[Rows from a dataset]
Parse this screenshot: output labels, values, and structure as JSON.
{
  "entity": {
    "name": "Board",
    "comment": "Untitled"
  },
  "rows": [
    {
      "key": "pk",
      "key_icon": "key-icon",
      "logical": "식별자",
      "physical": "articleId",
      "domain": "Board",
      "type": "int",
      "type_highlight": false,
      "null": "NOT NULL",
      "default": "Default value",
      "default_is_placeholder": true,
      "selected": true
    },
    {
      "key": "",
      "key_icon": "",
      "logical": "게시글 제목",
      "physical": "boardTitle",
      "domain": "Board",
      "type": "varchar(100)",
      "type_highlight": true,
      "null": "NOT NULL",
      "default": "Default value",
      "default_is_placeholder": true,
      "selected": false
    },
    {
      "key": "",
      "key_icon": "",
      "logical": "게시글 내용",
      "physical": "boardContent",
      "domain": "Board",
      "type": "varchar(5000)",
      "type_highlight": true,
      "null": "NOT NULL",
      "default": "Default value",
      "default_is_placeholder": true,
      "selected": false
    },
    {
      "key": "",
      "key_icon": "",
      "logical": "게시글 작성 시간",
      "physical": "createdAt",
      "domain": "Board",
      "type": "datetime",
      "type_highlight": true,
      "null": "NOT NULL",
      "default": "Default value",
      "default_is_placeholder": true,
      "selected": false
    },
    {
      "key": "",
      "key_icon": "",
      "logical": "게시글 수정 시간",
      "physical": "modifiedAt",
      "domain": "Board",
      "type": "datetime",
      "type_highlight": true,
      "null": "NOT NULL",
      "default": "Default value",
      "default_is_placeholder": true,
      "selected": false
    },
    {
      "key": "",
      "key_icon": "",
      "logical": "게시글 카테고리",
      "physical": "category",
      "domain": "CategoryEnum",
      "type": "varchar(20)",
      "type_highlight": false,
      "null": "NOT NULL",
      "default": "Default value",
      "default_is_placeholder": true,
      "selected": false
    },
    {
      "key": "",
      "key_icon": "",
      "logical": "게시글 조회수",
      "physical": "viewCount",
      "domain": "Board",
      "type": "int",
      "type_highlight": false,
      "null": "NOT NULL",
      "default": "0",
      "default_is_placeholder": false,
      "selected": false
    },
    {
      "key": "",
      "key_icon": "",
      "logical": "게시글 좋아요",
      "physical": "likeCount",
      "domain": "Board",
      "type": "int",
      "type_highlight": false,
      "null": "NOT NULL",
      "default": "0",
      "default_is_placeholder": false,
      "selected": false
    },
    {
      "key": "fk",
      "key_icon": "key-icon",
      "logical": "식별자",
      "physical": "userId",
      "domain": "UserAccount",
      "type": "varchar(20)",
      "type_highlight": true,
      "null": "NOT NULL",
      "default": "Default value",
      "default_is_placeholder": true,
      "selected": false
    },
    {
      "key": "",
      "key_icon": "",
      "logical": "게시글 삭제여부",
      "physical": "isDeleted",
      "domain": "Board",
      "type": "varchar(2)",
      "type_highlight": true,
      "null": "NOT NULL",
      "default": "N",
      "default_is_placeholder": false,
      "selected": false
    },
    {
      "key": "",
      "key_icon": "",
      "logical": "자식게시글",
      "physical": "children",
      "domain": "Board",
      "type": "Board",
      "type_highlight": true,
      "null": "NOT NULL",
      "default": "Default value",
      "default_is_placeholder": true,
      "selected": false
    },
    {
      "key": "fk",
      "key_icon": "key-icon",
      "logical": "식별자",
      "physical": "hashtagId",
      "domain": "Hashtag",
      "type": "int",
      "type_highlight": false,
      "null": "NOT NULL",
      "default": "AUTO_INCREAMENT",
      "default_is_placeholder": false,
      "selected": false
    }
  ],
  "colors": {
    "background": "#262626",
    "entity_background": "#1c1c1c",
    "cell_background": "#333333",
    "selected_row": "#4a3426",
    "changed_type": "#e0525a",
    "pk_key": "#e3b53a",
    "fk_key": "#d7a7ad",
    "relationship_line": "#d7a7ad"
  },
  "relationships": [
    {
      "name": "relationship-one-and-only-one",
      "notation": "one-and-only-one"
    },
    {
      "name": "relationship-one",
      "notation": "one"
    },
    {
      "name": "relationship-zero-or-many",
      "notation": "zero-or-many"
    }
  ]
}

» Instruction
From the listing above, copy all lines holding the word "only".

» Completed exercise
      "name": "relationship-one-and-only-one",
      "notation": "one-and-only-one"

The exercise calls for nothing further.